All GCC countries except Kuwait and Oman permit foreign companies under certain conditions to open local branch offices without any local equity participation. Such a branch office can do business, hire employees and operate local bank accounts in its own name. This structure provides the foreign party with a greater degree of control over local operations than an agency or a subsidiary. Local law may also provide for establishment of a representative office, a particular type of branch office with restricted activities.

Bahrain

The Bahrain Companies Law, Legislative Decree No. 25 of 1975, as amended, provides, as a general rule, that a branch office of a foreign company operating in Bahrain is required to appoint a Bahraini national as a sponsor. The sponsor's compensation is normally structured as either a flat fee or a percentage based on branch office revenues in Bahrain. However, Bahrain Legislative Decree No. 13 of 1991 modified the Bahrain Companies Law to allow exemptions to the sponsorship requirement if the branch office uses Bahrain as a regional center or a representative office for its business activities in the Middle East. The exemption must be applied for, and applications for exemptions are considered on a case-by-case basis. A number of prominent American companies have taken advantage of this exemption to establish offices in Bahrain that serve as regional administrative headquarters for their operations in other GCC countries.

Kuwait

Kuwaiti law does not permit a foreign company to establish its own, wholly-owned branch office in Kuwait.

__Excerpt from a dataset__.

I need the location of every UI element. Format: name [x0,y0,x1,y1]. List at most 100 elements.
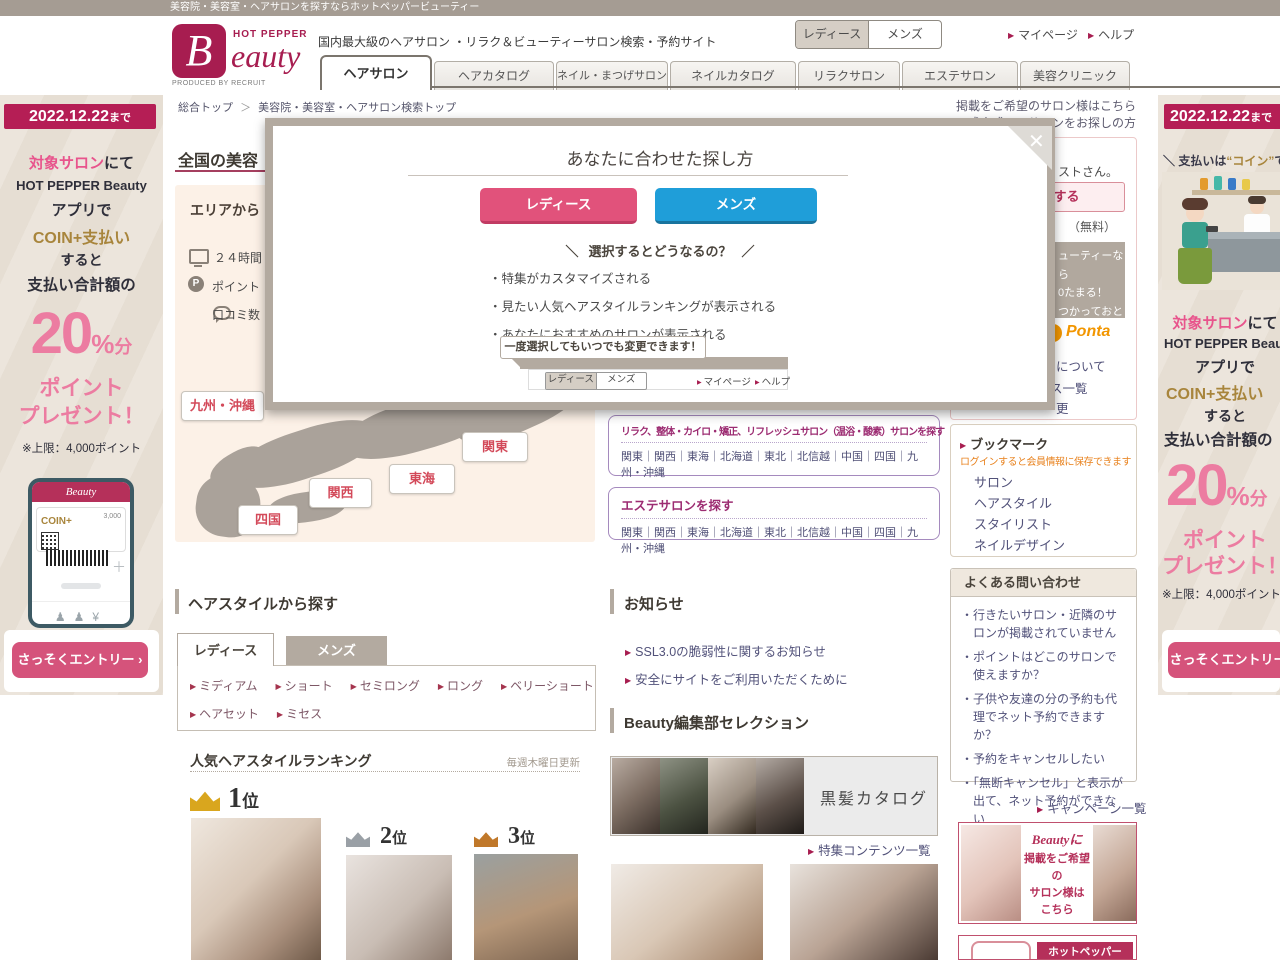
link-medium[interactable]: ミディアム [190,679,257,693]
rank-2-label: 2位 [380,823,407,850]
relax-salon-title[interactable]: リラク、整体・カイロ・矯正、リフレッシュサロン（温浴・酸素）サロンを探す [621,423,927,443]
rank-2-num: 2 [380,823,392,849]
gender-toggle-mens[interactable]: メンズ [869,21,941,48]
link-veryshort[interactable]: ベリーショート [501,679,594,693]
brand-logo[interactable]: B [172,24,226,78]
close-icon[interactable]: ✕ [1028,129,1045,154]
region-button-kyushu[interactable]: 九州・沖縄 [181,391,264,421]
ad-brand-line: HOT PEPPER Beauty [0,178,163,193]
mypage-link[interactable]: マイページ [1008,26,1078,43]
editorial-title: Beauty編集部セレクション [624,712,809,733]
modal-ladies-button[interactable]: レディース [480,188,637,224]
news-title: お知らせ [624,593,684,614]
feature-point: ポイント [212,278,260,295]
bookmark-title: ブックマーク [960,434,1048,453]
ranking-3-photo[interactable] [474,854,578,960]
editorial-photo-2 [660,758,708,834]
rank-1-label: 1位 [228,783,259,815]
link-hairset[interactable]: ヘアセット [190,707,259,721]
tagline-coin: “コイン” [1226,154,1274,168]
ad-percent-num: 20 [31,301,92,366]
register-free-label[interactable]: （無料） [1068,218,1116,235]
faq-item[interactable]: 予約をキャンセルしたい [961,750,1128,768]
bookmark-salon[interactable]: サロン [974,472,1013,491]
promo-line: ューティーなら [1058,247,1125,284]
banner-line3: こちら [1021,902,1093,919]
sidebar-link-fragment[interactable]: 更 [1056,398,1069,417]
este-salon-title[interactable]: エステサロンを探す [621,495,927,519]
area-search-title: エリアから [190,200,260,220]
editorial-banner[interactable]: 黒髪カタログ [610,756,938,836]
qr-code-icon [41,532,59,550]
ad-target-line: 対象サロンにて [1160,312,1280,333]
mini-toggle-ladies: レディース [546,373,597,389]
help-link[interactable]: ヘルプ [1088,26,1134,43]
app-banner-text: ホットペッパー ビューティーの [1037,942,1133,960]
app-banner[interactable]: ホットペッパー ビューティーの [958,935,1137,960]
banner-photo-right [1093,825,1136,921]
region-button-kanto[interactable]: 関東 [462,432,528,462]
ad-target-line: 対象サロンにて [0,152,163,173]
feature-contents-link[interactable]: 特集コンテンツ一覧 [808,840,938,859]
faq-item[interactable]: 行きたいサロン・近隣のサロンが掲載されていません [961,606,1128,642]
ad-then-line: すると [0,250,163,270]
phone-icon-row: ♟♟¥ [32,601,130,624]
faq-item[interactable]: ポイントはどこのサロンで使えますか？ [961,648,1128,684]
region-button-kansai[interactable]: 関西 [309,478,372,508]
news-item-safety[interactable]: 安全にサイトをご利用いただくために [625,669,848,688]
link-short[interactable]: ショート [275,679,332,693]
mini-toggle-mens: メンズ [597,373,647,389]
ad-coin-line: COIN+支払い [0,224,163,248]
hairstyle-tab-mens[interactable]: メンズ [286,636,387,666]
bookmark-stylist[interactable]: スタイリスト [974,514,1052,533]
salon-counter-illustration [1162,172,1280,290]
sidebar-link-fragment[interactable]: ス一覧 [1050,378,1088,397]
modal-mens-button[interactable]: メンズ [655,188,817,224]
sidebar-link-fragment[interactable]: について [1056,356,1106,375]
entry-button-label: さっそくエントリー [18,652,135,667]
breadcrumb-home[interactable]: 総合トップ [178,102,233,114]
link-mrs[interactable]: ミセス [277,707,322,721]
faq-item[interactable]: 子供や友達の分の予約も代理でネット予約できますか？ [961,690,1128,744]
campaign-list-link[interactable]: キャンペーン一覧 [1037,798,1147,817]
ranking-2-photo[interactable] [346,855,452,960]
salon-listing-request-link[interactable]: 掲載をご希望のサロン様はこちら [836,97,1136,114]
deadline-suffix: まで [1250,112,1272,124]
modal-question-text: 選択するとどうなるの？ [588,244,731,259]
ad-target-suffix: にて [1248,315,1278,332]
deadline-date: 2022.12.22 [29,108,109,125]
link-long[interactable]: ロング [438,679,483,693]
editorial-photo-1 [612,758,660,834]
este-region-links[interactable]: 関東｜関西｜東海｜北海道｜東北｜北信越｜中国｜四国｜九州・沖縄 [621,524,927,556]
hot-pepper-beauty-top-page: 美容院・美容室・ヘアサロンを探すならホットペッパービューティー B HOT PE… [0,0,1280,960]
ranking-1-photo[interactable] [191,818,321,960]
ad-brand-line: HOT PEPPER Beauty [1160,336,1280,351]
relax-region-links[interactable]: 関東｜関西｜東海｜北海道｜東北｜北信越｜中国｜四国｜九州・沖縄 [621,448,927,480]
ad-percent-line: 20%分 [0,300,163,367]
editorial-photo-3 [708,758,756,834]
feature-photo-2[interactable] [790,864,938,960]
slash-left-icon: ＼ [565,244,578,259]
bookmark-naildesign[interactable]: ネイルデザイン [974,535,1065,554]
hairstyle-tab-ladies[interactable]: レディース [177,633,274,666]
feature-photo-1[interactable] [611,864,763,960]
region-button-tokai[interactable]: 東海 [389,464,455,494]
entry-button-right[interactable]: さっそくエントリー [1168,642,1280,678]
entry-button-left[interactable]: さっそくエントリー › [12,642,148,678]
news-item-ssl[interactable]: SSL3.0の脆弱性に関するお知らせ [625,641,826,660]
gender-toggle-ladies[interactable]: レディース [796,21,869,48]
rank-2-suffix: 位 [392,830,407,847]
listing-request-banner[interactable]: Beautyに 掲載をご希望の サロン様は こちら [958,822,1137,924]
region-button-shikoku[interactable]: 四国 [238,505,298,535]
section-accent-bar [610,708,614,733]
bookmark-hairstyle[interactable]: ヘアスタイル [974,493,1052,512]
phone-beauty-logo: Beauty [32,482,130,502]
deadline-suffix: まで [109,112,131,124]
rank-1-suffix: 位 [242,792,259,811]
hairstyle-links-row1: ミディアムショートセミロングロングベリーショート [190,677,590,695]
modal-bullet: 特集がカスタマイズされる [489,268,776,287]
link-semilong[interactable]: セミロング [351,679,420,693]
ad-percent-suffix: 分 [114,337,132,357]
tab-hair-salon[interactable]: ヘアサロン [320,55,432,90]
ad-limit-line: ※上限：4,000ポイント [1160,586,1280,602]
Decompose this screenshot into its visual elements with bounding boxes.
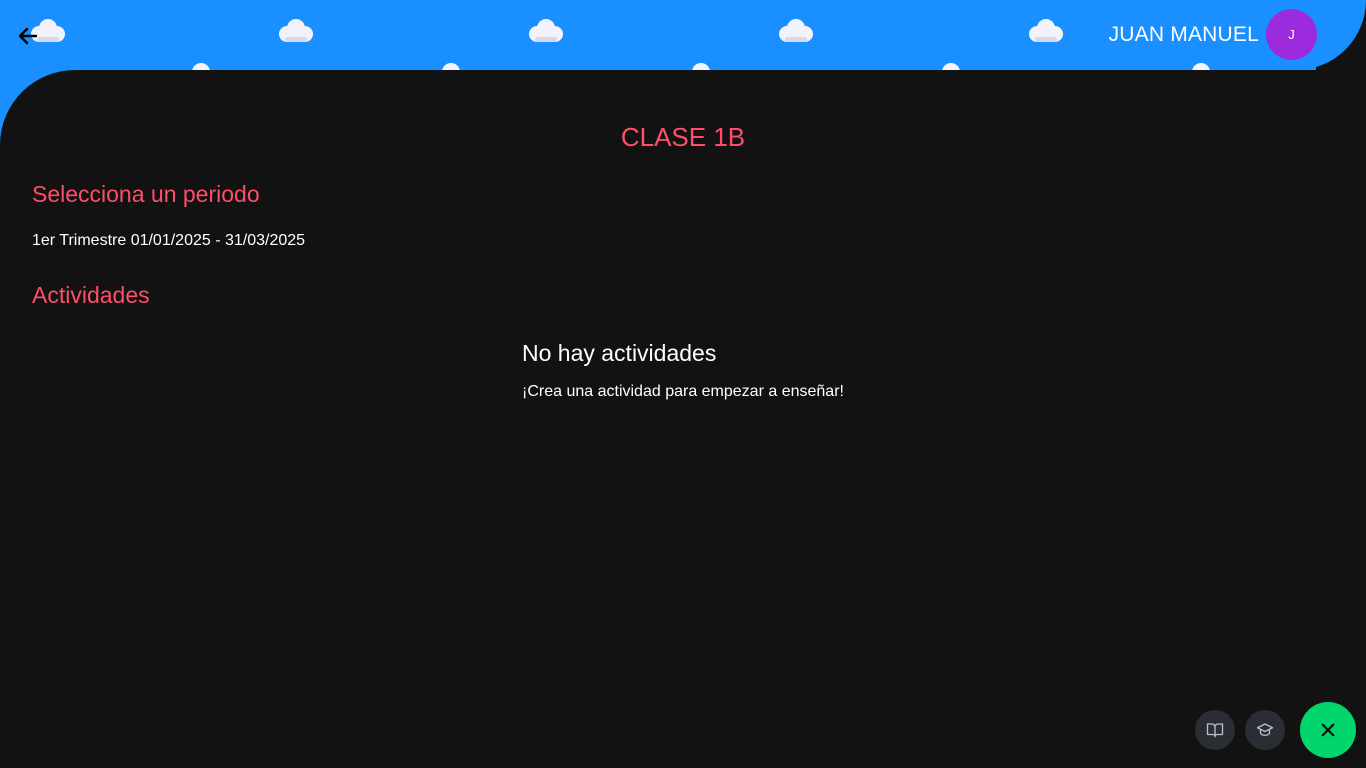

__Stated goal 1__. According to the excerpt about foreign branch offices in the GCC, what can such a branch office do in its own name? List each activity.
__Stated goal 2__. In the excerpt about foreign branch offices, which decree changed the Bahrain Companies Law to allow exemptions from the sponsor requirement?

__Correct result 1__.
- Do business
- Hire employees
- Operate local bank accounts

__Correct result 2__. Bahrain Legislative Decree No. 13 of 1991.